= DATASET =
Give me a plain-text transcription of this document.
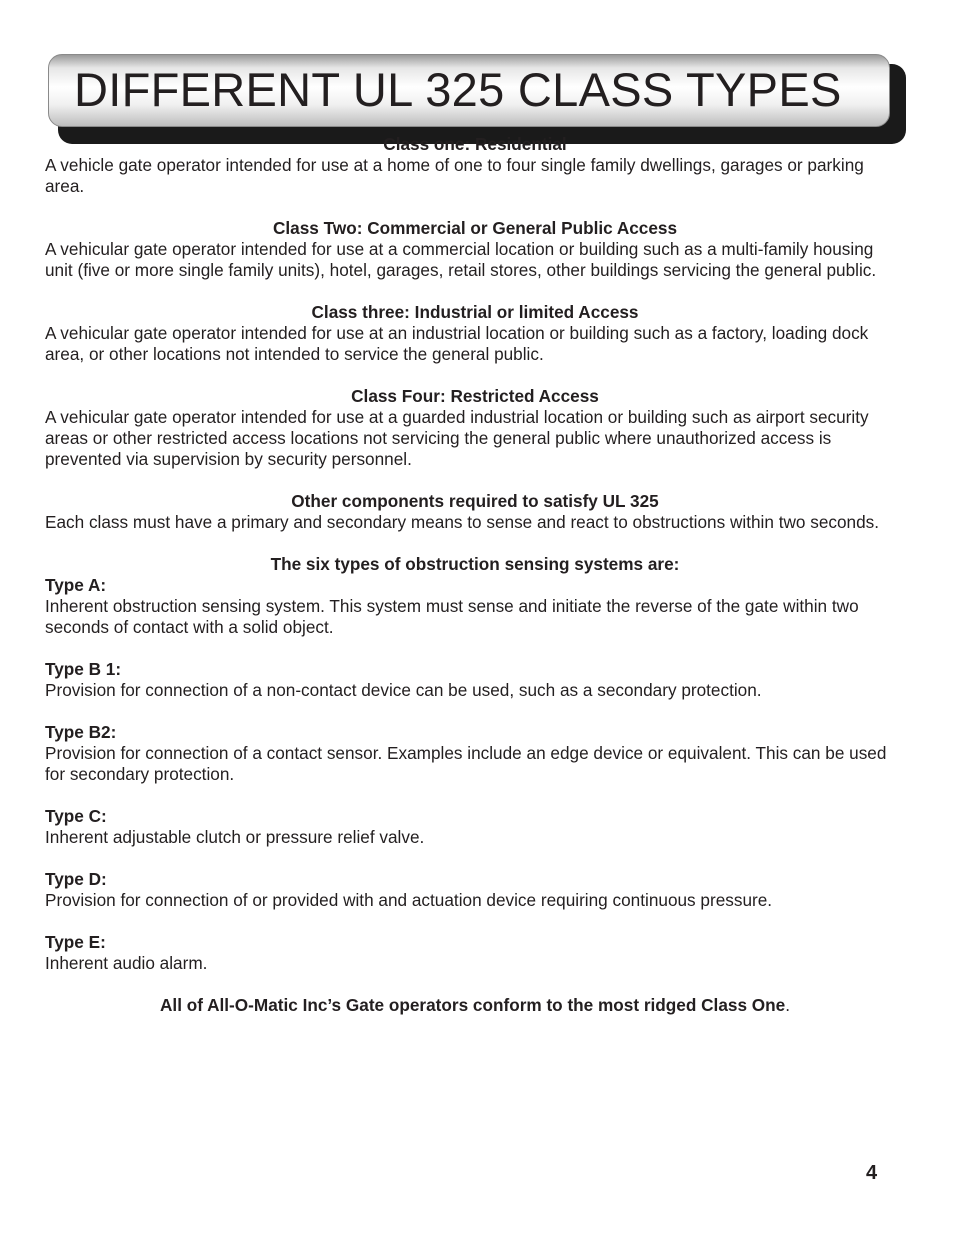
DIFFERENT UL 325 CLASS TYPES

Class one: Residential

A vehicle gate operator intended for use at a home of one to four single family dwellings, garages or parking area.

Class Two: Commercial or General Public Access

A vehicular gate operator intended for use at a commercial location or building such as a multi-family housing unit (five or more single family units), hotel, garages, retail stores, other buildings servicing the general public.

Class three: Industrial or limited Access

A vehicular gate operator intended for use at an industrial location or building such as a factory, loading dock area, or other locations not intended to service the general public.

Class Four: Restricted Access

A vehicular gate operator intended for use at a guarded industrial location or building such as airport security areas or other restricted access locations not servicing the general public where unauthorized access is prevented via supervision by security personnel.

Other components required to satisfy UL 325

Each class must have a primary and secondary means to sense and react to obstructions within two seconds.

The six types of obstruction sensing systems are:

Type A:

Inherent obstruction sensing system. This system must sense and initiate the reverse of the gate within two seconds of contact with a solid object.

Type B 1:

Provision for connection of a non-contact device can be used, such as a secondary protection.

Type B2:

Provision for connection of a contact sensor. Examples include an edge device or equivalent. This can be used for secondary protection.

Type C:

Inherent adjustable clutch or pressure relief valve.

Type D:

Provision for connection of or provided with and actuation device requiring continuous pressure.

Type E:

Inherent audio alarm.

All of All-O-Matic Inc’s Gate operators conform to the most ridged Class One.

4
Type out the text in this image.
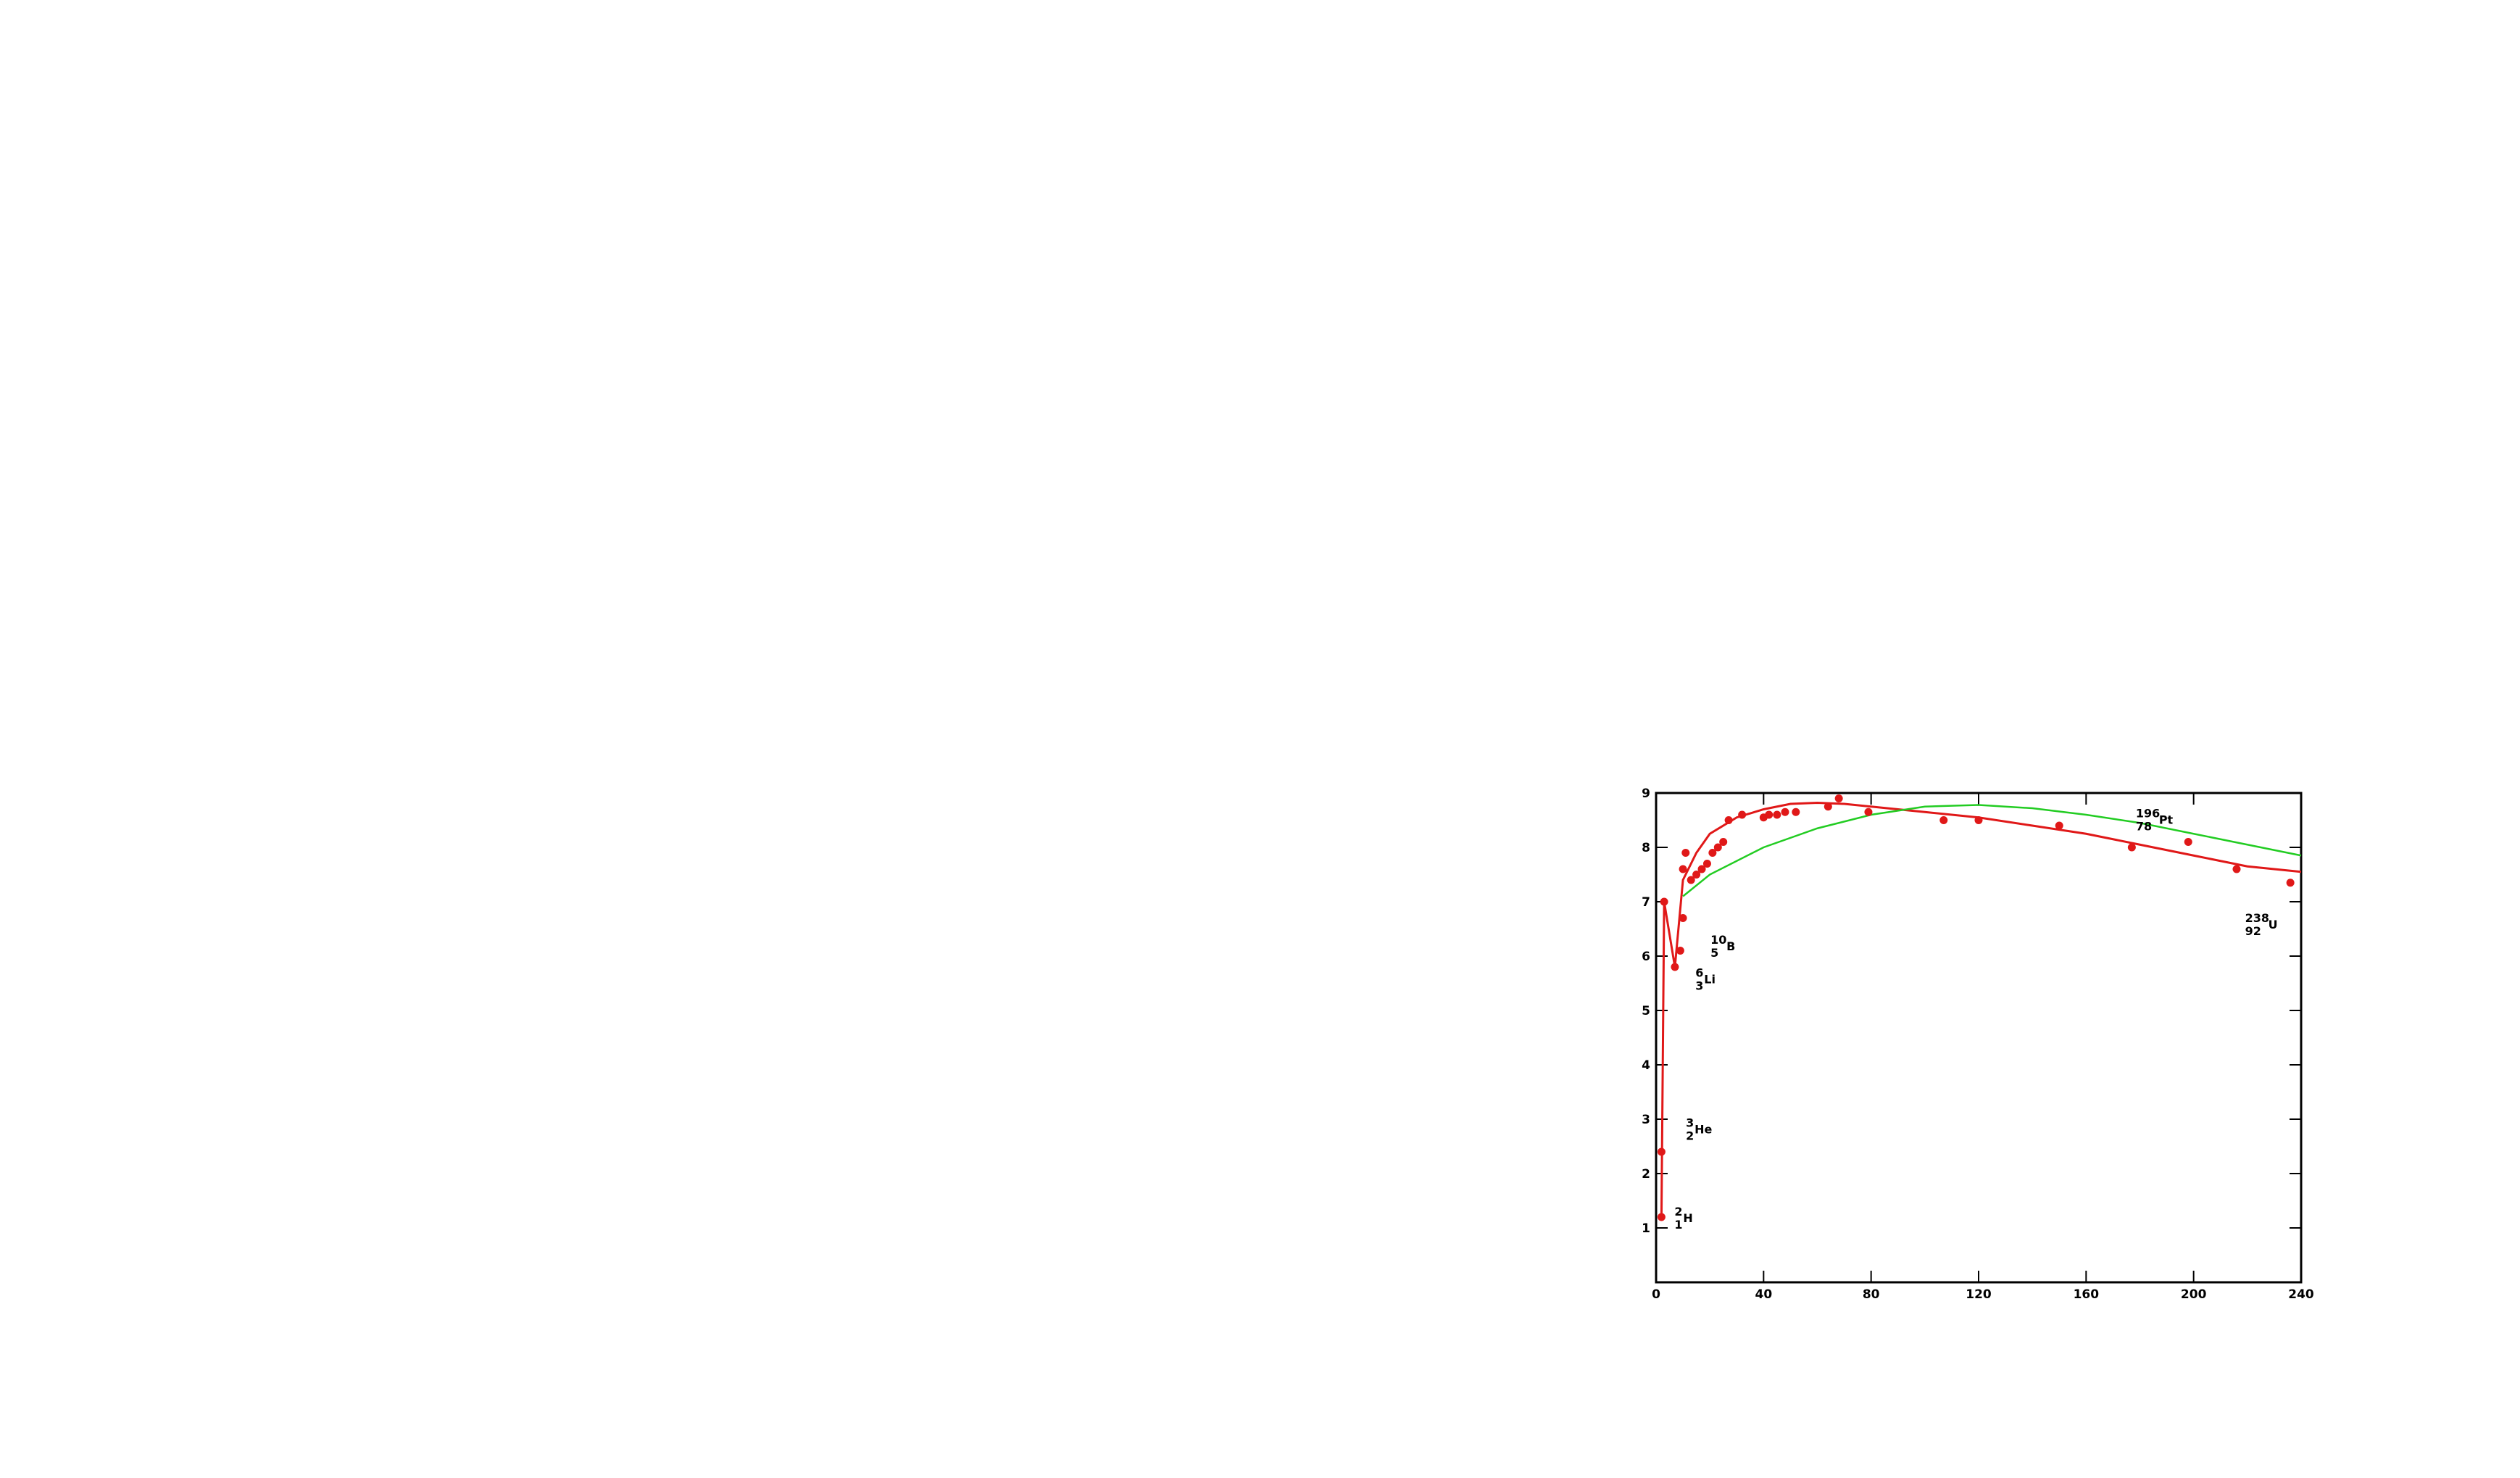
1
2
3
4
5
6
7
8
9
0	40	80	120	160	200	240
2
1 H
3
2 He
6
3 Li
10
5 B
196
78 Pt
238
92 U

= YOUR OBJECTIVE =
Write the records out once more, exactly as they appear, with no pictures.

= RESULT =
Give me a plain-text transcription of this document.
DIFFERENT UL 325 CLASS TYPES

Class one: Residential

A vehicle gate operator intended for use at a home of one to four single family dwellings, garages or parking area.

Class Two: Commercial or General Public Access

A vehicular gate operator intended for use at a commercial location or building such as a multi-family housing unit (five or more single family units), hotel, garages, retail stores, other buildings servicing the general public.

Class three: Industrial or limited Access

A vehicular gate operator intended for use at an industrial location or building such as a factory, loading dock area, or other locations not intended to service the general public.

Class Four: Restricted Access

A vehicular gate operator intended for use at a guarded industrial location or building such as airport security areas or other restricted access locations not servicing the general public where unauthorized access is prevented via supervision by security personnel.

Other components required to satisfy UL 325

Each class must have a primary and secondary means to sense and react to obstructions within two seconds.

The six types of obstruction sensing systems are:

Type A:

Inherent obstruction sensing system. This system must sense and initiate the reverse of the gate within two seconds of contact with a solid object.

Type B 1:

Provision for connection of a non-contact device can be used, such as a secondary protection.

Type B2:

Provision for connection of a contact sensor. Examples include an edge device or equivalent. This can be used for secondary protection.

Type C:

Inherent adjustable clutch or pressure relief valve.

Type D:

Provision for connection of or provided with and actuation device requiring continuous pressure.

Type E:

Inherent audio alarm.

All of All-O-Matic Inc’s Gate operators conform to the most ridged Class One.

4
Type out the text in this image.
1
2
3
4
5
6
7
8
9
0	40	80	120	160	200	240
2
1 H
3
2 He
6
3 Li
10
5 B
196
78 Pt
238
92 U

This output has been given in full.